----- Supplied entries

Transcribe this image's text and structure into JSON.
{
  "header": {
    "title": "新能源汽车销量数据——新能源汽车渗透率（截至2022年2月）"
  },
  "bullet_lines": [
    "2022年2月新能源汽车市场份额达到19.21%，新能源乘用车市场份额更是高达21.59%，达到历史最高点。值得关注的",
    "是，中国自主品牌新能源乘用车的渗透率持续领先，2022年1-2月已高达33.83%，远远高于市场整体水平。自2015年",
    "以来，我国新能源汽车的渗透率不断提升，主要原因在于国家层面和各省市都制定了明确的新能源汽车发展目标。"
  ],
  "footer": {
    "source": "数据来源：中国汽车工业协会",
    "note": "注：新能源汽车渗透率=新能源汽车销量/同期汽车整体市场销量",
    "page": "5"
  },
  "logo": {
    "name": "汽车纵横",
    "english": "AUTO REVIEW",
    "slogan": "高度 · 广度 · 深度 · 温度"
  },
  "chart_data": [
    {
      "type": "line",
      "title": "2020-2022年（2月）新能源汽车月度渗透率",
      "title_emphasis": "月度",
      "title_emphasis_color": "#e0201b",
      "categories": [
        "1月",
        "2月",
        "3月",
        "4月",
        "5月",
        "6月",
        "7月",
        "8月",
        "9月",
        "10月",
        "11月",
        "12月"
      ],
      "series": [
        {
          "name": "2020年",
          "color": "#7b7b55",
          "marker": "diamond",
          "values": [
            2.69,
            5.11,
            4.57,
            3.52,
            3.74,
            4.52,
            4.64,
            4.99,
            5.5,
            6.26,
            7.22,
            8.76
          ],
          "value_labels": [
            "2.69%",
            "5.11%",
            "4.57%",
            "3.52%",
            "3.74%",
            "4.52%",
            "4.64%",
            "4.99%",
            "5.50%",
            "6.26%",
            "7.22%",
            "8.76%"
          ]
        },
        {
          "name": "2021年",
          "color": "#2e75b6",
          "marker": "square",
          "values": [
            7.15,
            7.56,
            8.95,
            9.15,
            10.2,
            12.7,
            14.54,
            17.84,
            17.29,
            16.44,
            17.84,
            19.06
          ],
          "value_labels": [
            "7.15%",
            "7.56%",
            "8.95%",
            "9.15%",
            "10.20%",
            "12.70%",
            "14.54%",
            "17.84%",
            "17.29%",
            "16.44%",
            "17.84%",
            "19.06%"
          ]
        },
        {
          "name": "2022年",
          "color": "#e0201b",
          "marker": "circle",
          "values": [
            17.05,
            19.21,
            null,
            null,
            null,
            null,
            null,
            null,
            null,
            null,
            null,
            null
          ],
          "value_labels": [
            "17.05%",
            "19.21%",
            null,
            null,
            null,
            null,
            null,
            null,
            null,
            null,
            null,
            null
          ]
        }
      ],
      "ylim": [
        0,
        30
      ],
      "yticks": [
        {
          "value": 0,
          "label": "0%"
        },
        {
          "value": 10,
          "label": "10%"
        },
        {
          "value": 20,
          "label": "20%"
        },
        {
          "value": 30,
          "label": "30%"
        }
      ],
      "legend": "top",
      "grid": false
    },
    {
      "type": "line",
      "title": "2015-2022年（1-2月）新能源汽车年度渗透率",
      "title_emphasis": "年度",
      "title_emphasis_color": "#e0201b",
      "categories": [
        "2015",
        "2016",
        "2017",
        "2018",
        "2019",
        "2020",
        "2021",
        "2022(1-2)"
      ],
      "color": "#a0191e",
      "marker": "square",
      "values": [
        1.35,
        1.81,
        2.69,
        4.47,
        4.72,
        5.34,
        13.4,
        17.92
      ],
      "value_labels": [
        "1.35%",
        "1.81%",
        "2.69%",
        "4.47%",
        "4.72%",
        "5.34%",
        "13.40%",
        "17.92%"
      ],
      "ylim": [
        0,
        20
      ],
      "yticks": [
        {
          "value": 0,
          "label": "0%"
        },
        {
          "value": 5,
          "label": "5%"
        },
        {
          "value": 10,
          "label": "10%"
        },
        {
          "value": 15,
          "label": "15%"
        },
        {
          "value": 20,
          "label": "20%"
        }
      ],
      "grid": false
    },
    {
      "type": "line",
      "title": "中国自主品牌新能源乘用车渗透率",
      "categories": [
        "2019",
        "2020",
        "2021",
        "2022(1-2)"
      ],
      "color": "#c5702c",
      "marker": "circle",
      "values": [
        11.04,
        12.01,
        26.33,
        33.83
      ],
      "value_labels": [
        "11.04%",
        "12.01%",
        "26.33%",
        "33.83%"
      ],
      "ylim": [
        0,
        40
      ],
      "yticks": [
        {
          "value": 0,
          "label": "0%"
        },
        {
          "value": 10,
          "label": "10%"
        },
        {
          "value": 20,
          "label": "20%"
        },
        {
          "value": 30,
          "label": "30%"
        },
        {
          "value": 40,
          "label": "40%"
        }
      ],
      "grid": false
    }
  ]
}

----------
----- Supplied entries

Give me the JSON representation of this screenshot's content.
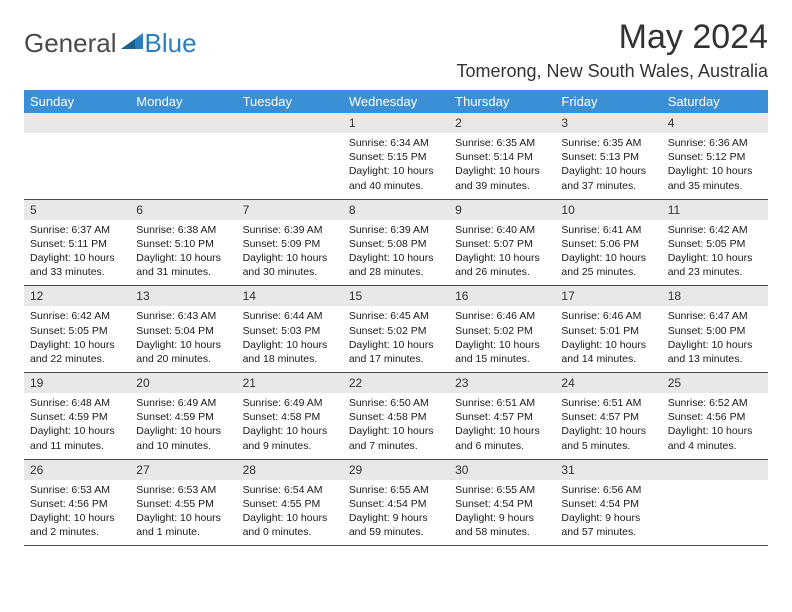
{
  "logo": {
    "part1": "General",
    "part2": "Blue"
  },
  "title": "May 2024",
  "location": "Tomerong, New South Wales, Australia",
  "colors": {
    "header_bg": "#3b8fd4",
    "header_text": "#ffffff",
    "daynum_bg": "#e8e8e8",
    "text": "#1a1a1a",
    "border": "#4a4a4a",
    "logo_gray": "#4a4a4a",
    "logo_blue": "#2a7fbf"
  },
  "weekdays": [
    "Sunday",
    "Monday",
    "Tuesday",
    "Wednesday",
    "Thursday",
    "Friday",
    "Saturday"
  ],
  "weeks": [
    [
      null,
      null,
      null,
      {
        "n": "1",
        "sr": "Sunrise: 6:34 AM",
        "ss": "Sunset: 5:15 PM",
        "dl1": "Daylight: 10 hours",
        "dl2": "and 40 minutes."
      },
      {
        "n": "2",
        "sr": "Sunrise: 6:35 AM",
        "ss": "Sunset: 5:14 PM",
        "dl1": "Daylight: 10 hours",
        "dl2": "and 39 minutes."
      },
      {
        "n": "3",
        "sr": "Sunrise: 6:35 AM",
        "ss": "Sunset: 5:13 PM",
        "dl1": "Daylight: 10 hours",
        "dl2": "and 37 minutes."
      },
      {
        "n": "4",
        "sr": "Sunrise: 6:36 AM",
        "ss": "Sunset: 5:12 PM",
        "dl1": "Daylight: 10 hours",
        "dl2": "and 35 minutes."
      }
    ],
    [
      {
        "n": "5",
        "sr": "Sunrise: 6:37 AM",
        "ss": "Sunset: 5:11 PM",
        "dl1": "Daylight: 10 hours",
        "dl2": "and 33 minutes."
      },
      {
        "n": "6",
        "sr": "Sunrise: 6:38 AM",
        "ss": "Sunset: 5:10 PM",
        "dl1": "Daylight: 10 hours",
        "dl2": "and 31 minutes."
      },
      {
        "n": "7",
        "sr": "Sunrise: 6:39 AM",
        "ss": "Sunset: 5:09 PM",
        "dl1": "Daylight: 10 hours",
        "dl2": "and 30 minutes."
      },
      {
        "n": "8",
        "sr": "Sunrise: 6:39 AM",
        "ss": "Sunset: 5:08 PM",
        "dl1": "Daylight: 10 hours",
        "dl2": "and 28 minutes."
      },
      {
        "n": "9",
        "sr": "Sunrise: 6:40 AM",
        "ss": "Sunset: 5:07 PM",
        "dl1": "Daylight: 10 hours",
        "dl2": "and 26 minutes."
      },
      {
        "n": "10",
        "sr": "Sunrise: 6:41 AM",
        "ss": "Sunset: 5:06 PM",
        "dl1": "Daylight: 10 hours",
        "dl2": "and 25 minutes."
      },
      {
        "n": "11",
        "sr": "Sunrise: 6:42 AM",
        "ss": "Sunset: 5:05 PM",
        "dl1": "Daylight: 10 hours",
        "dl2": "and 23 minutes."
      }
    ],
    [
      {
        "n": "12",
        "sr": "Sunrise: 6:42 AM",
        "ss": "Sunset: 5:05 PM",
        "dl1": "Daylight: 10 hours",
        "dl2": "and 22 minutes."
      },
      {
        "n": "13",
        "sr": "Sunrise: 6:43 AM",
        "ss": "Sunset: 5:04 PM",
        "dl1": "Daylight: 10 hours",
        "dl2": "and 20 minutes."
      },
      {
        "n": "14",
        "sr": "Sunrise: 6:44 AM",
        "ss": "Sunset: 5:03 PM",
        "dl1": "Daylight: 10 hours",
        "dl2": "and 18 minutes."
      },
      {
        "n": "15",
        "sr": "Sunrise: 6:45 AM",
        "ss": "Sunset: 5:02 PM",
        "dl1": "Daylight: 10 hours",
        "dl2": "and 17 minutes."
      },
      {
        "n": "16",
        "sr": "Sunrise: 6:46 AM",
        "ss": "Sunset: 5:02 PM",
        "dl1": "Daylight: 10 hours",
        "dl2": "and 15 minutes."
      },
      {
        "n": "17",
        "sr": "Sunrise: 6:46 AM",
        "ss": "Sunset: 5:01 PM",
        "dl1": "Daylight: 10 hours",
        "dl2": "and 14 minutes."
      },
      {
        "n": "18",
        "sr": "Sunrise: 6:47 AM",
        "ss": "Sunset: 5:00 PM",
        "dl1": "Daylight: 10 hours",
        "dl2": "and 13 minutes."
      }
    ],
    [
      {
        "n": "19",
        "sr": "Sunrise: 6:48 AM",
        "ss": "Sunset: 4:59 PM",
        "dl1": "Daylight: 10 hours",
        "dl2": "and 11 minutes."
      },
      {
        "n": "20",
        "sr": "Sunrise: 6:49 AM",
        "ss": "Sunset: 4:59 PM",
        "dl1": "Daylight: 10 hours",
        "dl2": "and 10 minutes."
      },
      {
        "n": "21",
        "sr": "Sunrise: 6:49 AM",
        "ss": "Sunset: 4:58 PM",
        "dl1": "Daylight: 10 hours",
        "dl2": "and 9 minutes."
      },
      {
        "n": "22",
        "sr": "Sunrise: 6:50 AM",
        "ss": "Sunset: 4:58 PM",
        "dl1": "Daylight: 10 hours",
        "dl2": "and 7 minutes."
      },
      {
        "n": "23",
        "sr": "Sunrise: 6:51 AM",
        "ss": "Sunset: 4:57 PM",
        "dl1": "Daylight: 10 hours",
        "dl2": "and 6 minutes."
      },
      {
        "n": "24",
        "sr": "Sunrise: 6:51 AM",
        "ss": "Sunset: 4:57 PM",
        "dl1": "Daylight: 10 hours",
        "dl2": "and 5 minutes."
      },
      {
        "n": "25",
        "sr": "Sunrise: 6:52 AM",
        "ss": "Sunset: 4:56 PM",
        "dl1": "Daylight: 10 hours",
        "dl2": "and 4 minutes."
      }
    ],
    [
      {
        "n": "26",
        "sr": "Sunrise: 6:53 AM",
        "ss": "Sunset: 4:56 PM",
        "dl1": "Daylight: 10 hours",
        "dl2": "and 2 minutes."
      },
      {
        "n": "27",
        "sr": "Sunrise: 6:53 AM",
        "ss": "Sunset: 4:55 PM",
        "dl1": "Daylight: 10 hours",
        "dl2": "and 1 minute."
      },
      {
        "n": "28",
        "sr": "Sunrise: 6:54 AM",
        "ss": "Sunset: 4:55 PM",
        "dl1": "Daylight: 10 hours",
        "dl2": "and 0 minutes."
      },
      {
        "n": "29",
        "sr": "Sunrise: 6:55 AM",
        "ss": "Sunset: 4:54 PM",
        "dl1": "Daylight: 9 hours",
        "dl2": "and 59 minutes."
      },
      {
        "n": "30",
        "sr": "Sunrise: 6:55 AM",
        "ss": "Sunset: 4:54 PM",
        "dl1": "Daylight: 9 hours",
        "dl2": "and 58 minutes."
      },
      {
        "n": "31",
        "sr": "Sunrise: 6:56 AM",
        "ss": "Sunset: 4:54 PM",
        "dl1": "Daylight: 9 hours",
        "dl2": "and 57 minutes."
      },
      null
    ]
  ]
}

----------

# Goal of the exercise
Scan the listing above for the word "marker" and copy every line that holds it.

# Answer to the task
          "marker": "diamond",
          "marker": "square",
          "marker": "circle",
      "marker": "square",
      "marker": "circle",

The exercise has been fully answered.